# Problem requirements:
Go through the records underneath and count the lines that include the string "NAPIER". Give nothing but the number.

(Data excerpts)
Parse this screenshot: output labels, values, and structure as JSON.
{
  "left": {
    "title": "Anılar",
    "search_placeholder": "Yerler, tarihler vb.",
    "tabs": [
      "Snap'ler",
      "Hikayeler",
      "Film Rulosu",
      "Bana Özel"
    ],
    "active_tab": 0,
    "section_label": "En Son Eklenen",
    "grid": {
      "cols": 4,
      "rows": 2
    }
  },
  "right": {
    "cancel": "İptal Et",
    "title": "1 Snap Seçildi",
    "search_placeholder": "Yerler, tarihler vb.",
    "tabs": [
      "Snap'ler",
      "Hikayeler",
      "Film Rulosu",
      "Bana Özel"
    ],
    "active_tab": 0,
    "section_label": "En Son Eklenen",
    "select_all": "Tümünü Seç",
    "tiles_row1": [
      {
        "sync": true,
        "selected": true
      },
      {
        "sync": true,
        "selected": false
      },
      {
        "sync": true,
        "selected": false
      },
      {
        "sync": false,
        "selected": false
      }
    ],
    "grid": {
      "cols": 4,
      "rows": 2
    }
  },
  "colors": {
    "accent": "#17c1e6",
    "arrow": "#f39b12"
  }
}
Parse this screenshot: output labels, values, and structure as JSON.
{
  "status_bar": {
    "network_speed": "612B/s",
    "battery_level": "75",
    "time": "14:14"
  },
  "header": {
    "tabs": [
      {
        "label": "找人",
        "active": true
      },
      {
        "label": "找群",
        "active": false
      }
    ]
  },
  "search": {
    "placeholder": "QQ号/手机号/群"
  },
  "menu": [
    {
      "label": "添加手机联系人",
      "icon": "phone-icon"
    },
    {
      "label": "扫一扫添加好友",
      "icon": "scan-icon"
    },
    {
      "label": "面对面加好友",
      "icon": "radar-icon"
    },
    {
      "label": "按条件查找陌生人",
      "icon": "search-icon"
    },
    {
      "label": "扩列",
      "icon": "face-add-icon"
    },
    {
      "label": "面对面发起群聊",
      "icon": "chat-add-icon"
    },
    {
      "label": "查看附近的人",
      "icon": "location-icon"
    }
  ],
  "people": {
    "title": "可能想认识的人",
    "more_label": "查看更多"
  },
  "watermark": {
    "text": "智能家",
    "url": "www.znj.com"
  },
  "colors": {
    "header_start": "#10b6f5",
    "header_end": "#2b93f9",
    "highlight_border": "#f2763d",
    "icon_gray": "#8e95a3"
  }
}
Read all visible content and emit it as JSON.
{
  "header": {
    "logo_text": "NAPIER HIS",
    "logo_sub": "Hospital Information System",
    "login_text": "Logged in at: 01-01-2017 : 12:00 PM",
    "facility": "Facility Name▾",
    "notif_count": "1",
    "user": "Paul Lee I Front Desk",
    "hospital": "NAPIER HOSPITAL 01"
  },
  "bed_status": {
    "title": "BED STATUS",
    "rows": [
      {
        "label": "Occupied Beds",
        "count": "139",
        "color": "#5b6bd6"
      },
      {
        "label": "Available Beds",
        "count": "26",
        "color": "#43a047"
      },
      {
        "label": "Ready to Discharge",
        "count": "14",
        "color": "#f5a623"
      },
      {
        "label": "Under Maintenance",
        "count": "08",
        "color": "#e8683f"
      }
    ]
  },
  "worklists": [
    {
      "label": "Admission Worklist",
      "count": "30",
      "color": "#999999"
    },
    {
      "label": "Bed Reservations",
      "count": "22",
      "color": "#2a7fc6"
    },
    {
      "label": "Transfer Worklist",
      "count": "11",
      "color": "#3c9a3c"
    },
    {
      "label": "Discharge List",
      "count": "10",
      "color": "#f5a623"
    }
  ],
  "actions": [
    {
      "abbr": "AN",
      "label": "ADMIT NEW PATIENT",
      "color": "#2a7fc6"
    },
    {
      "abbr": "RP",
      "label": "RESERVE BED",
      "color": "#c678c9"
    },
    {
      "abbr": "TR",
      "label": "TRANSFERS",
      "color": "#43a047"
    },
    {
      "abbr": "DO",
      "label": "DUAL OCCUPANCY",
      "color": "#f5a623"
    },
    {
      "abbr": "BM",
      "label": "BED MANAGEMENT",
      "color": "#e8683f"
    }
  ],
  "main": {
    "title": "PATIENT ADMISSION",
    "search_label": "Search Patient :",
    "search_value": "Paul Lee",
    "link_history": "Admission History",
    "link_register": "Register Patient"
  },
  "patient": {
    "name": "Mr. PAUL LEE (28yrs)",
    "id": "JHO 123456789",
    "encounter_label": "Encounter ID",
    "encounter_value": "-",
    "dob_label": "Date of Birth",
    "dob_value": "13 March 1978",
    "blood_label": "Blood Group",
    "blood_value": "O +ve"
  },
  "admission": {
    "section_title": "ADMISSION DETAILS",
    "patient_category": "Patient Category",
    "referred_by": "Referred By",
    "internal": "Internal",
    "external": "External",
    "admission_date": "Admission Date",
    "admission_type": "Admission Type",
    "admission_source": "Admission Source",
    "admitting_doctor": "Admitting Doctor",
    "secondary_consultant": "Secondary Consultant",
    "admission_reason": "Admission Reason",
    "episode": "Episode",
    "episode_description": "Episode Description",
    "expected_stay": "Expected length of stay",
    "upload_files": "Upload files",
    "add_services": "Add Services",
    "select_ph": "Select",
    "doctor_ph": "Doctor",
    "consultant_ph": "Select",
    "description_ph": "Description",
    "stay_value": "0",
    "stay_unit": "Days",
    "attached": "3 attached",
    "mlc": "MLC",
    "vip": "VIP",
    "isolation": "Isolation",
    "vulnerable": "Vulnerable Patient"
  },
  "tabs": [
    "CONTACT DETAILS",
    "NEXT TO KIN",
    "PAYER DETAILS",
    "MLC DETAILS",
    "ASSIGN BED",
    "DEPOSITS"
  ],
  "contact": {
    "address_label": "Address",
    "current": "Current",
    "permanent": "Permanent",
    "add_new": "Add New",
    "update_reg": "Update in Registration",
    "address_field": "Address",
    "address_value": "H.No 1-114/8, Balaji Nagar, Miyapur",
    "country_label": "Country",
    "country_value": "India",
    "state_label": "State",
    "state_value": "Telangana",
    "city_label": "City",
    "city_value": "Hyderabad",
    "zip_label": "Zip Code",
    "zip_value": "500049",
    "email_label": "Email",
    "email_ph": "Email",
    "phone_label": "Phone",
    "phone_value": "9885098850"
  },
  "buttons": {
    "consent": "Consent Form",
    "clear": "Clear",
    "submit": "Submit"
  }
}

# Result:
2